- _Data records_:
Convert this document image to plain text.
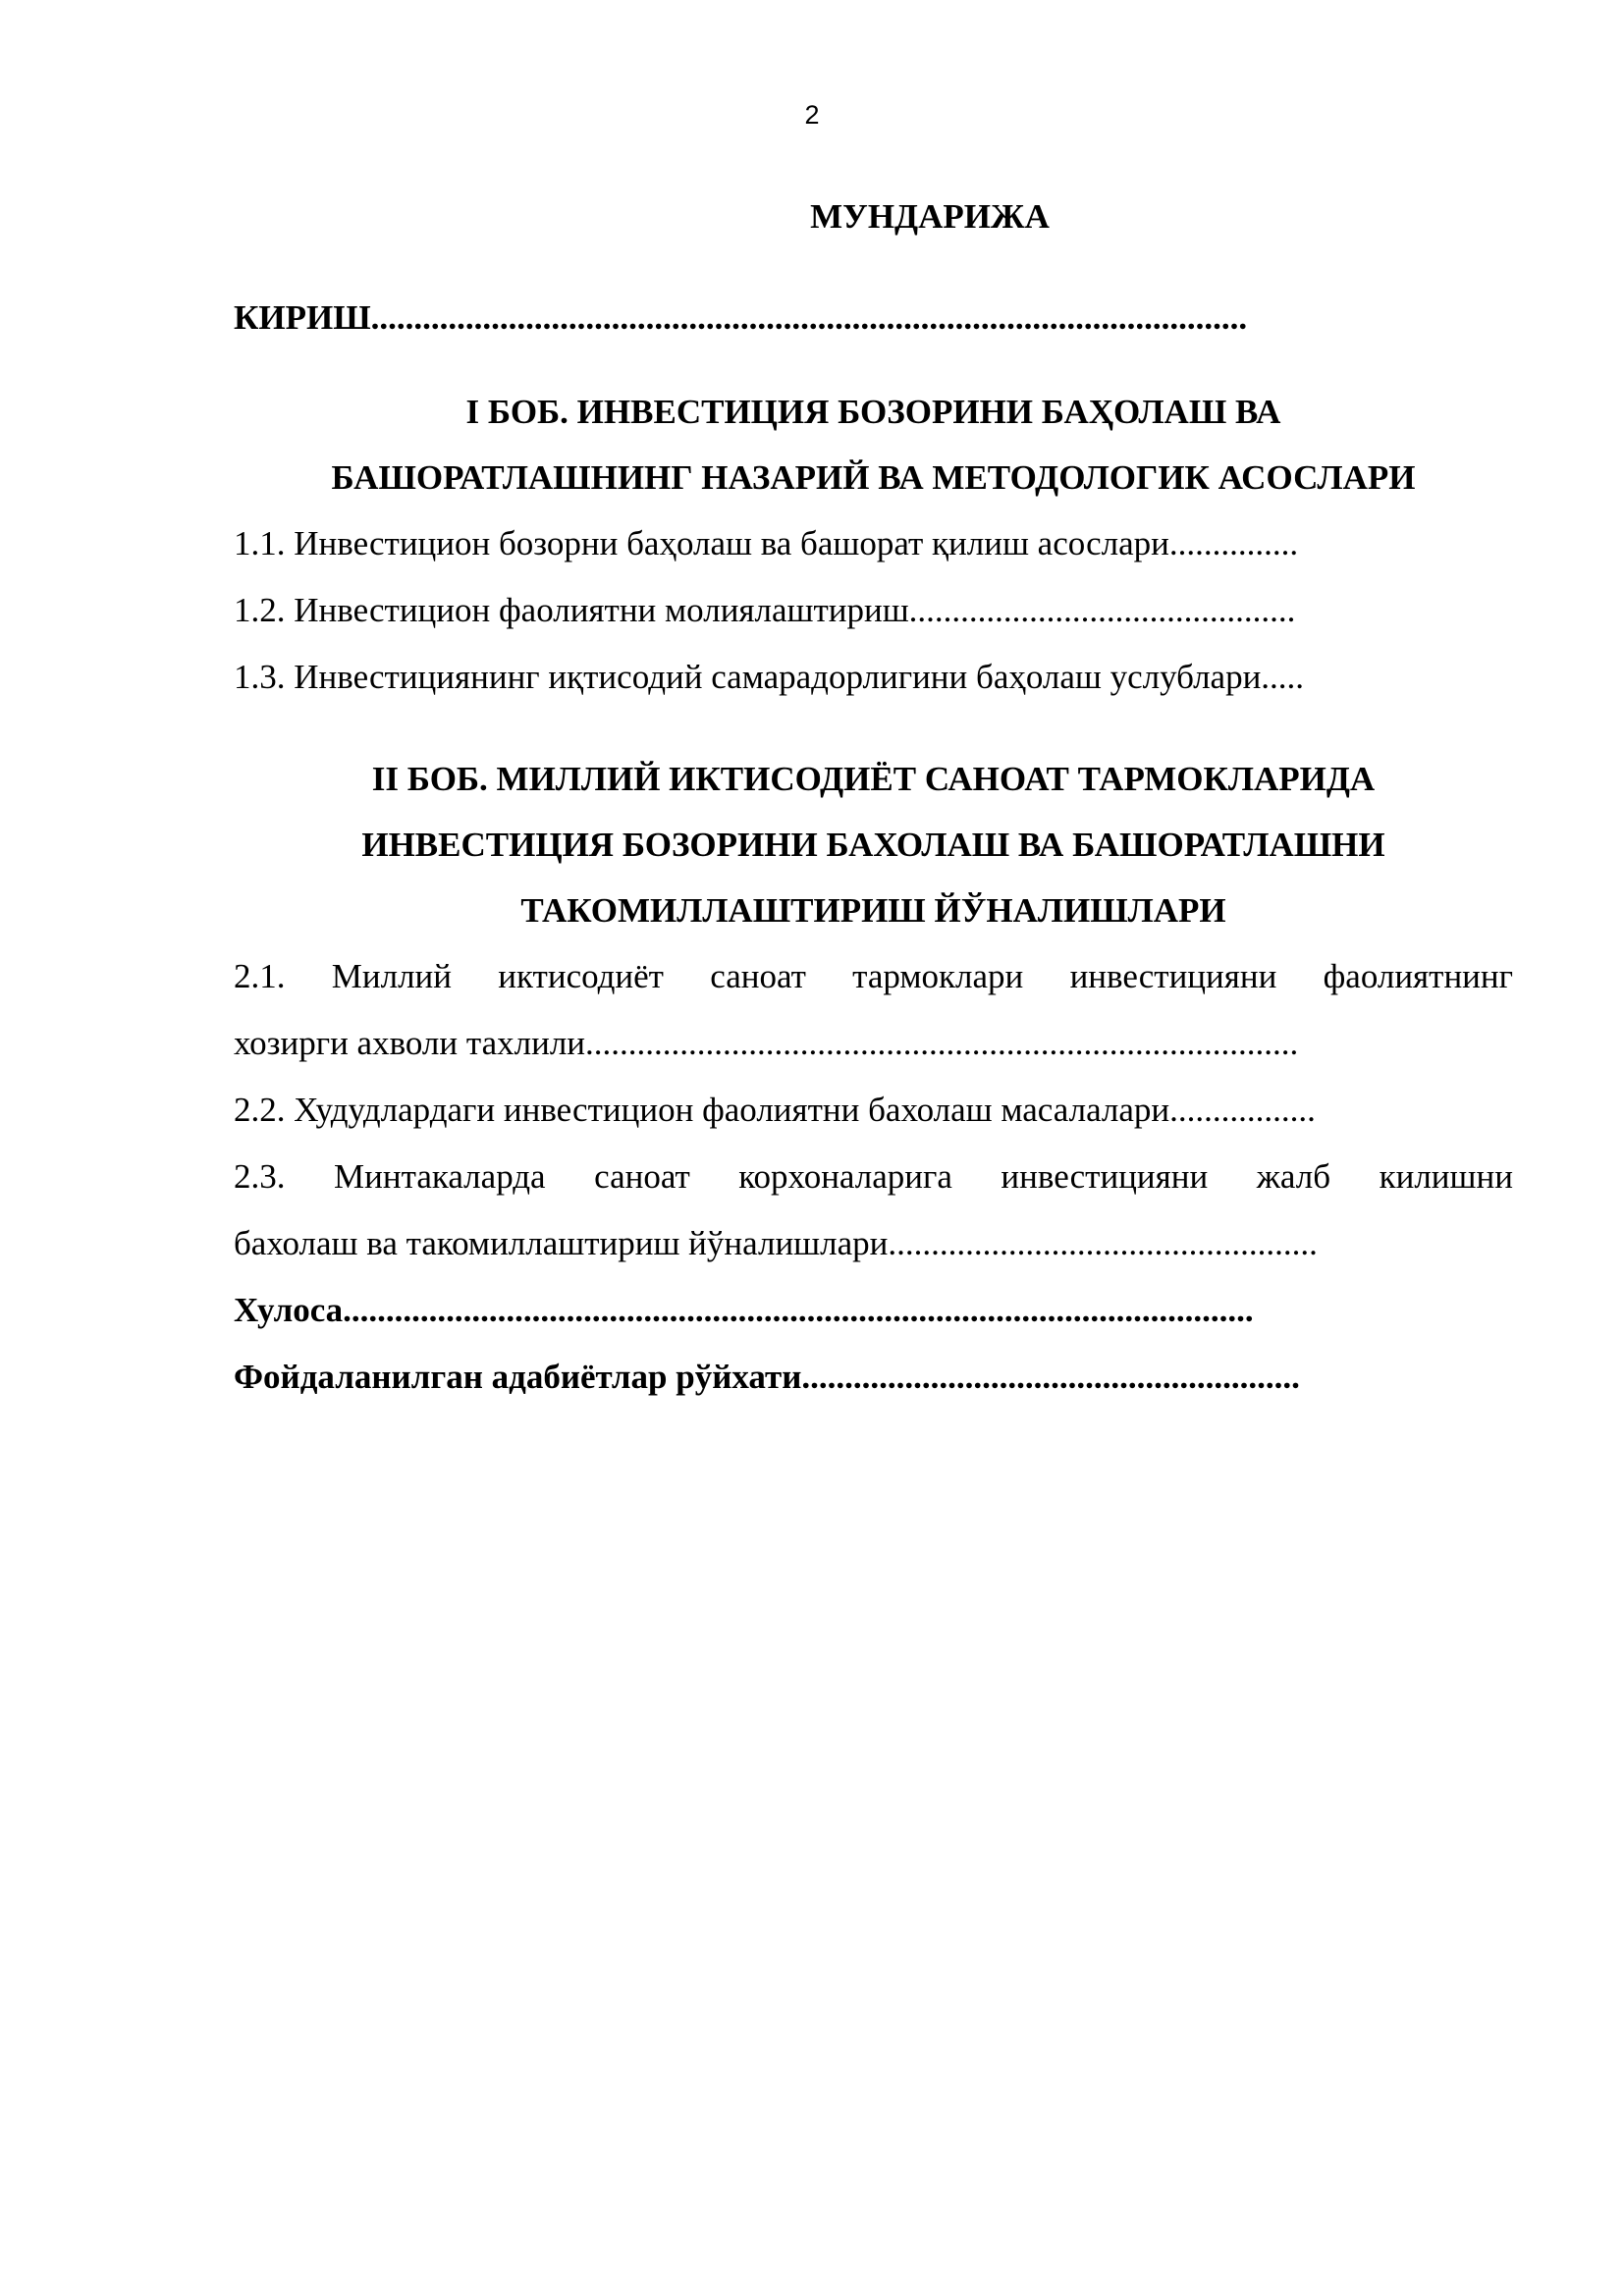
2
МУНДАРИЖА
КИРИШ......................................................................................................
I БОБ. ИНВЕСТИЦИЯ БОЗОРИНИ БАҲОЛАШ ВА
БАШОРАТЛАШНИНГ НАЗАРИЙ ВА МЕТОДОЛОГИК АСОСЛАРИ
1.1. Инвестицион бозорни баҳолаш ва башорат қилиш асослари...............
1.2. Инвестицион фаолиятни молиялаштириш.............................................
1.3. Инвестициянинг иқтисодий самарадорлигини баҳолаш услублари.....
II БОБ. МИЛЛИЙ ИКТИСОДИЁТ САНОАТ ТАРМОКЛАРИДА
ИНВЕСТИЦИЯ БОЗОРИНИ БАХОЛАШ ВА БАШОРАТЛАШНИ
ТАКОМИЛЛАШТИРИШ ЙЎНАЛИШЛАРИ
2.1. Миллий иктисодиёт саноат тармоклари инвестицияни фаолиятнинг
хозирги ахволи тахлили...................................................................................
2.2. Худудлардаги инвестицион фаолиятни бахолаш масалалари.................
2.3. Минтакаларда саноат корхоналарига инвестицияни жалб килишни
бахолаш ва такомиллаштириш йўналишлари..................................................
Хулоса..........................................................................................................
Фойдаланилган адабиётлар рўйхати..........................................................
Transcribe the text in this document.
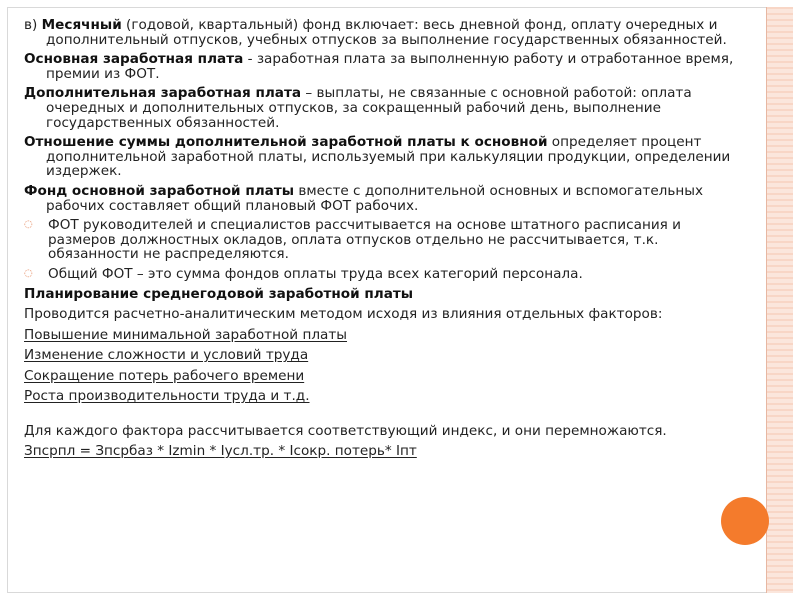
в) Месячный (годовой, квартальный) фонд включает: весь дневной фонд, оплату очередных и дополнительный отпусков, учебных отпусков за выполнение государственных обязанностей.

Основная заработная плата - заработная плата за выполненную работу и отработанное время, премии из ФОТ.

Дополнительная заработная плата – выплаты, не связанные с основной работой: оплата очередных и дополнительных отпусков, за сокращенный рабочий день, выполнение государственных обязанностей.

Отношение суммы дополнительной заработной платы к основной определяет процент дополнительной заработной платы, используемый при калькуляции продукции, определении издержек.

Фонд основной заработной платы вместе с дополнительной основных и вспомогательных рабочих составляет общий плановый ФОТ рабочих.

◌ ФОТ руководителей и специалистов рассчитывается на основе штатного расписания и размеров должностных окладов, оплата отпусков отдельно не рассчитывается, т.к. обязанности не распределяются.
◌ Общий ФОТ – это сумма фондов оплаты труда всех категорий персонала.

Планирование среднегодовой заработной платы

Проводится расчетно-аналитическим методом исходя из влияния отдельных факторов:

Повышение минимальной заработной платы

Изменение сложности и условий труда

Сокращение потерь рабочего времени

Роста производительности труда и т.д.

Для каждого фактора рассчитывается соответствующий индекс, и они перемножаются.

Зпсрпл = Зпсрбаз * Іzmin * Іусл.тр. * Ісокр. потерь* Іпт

- _YOUR GOAL_: Write the material out again exactly as it appears, dropping the pictures.

- _EXPECTED OUTPUT_:
Convert this document image to plain text.
2
МУНДАРИЖА
КИРИШ......................................................................................................
I БОБ. ИНВЕСТИЦИЯ БОЗОРИНИ БАҲОЛАШ ВА
БАШОРАТЛАШНИНГ НАЗАРИЙ ВА МЕТОДОЛОГИК АСОСЛАРИ
1.1. Инвестицион бозорни баҳолаш ва башорат қилиш асослари...............
1.2. Инвестицион фаолиятни молиялаштириш.............................................
1.3. Инвестициянинг иқтисодий самарадорлигини баҳолаш услублари.....
II БОБ. МИЛЛИЙ ИКТИСОДИЁТ САНОАТ ТАРМОКЛАРИДА
ИНВЕСТИЦИЯ БОЗОРИНИ БАХОЛАШ ВА БАШОРАТЛАШНИ
ТАКОМИЛЛАШТИРИШ ЙЎНАЛИШЛАРИ
2.1. Миллий иктисодиёт саноат тармоклари инвестицияни фаолиятнинг
хозирги ахволи тахлили...................................................................................
2.2. Худудлардаги инвестицион фаолиятни бахолаш масалалари.................
2.3. Минтакаларда саноат корхоналарига инвестицияни жалб килишни
бахолаш ва такомиллаштириш йўналишлари..................................................
Хулоса..........................................................................................................
Фойдаланилган адабиётлар рўйхати..........................................................
Transcribe the text in this document.
в) Месячный (годовой, квартальный) фонд включает: весь дневной фонд, оплату очередных и дополнительный отпусков, учебных отпусков за выполнение государственных обязанностей.

Основная заработная плата - заработная плата за выполненную работу и отработанное время, премии из ФОТ.

Дополнительная заработная плата – выплаты, не связанные с основной работой: оплата очередных и дополнительных отпусков, за сокращенный рабочий день, выполнение государственных обязанностей.

Отношение суммы дополнительной заработной платы к основной определяет процент дополнительной заработной платы, используемый при калькуляции продукции, определении издержек.

Фонд основной заработной платы вместе с дополнительной основных и вспомогательных рабочих составляет общий плановый ФОТ рабочих.

◌ ФОТ руководителей и специалистов рассчитывается на основе штатного расписания и размеров должностных окладов, оплата отпусков отдельно не рассчитывается, т.к. обязанности не распределяются.
◌ Общий ФОТ – это сумма фондов оплаты труда всех категорий персонала.

Планирование среднегодовой заработной платы

Проводится расчетно-аналитическим методом исходя из влияния отдельных факторов:

Повышение минимальной заработной платы

Изменение сложности и условий труда

Сокращение потерь рабочего времени

Роста производительности труда и т.д.

Для каждого фактора рассчитывается соответствующий индекс, и они перемножаются.

Зпсрпл = Зпсрбаз * Іzmin * Іусл.тр. * Ісокр. потерь* Іпт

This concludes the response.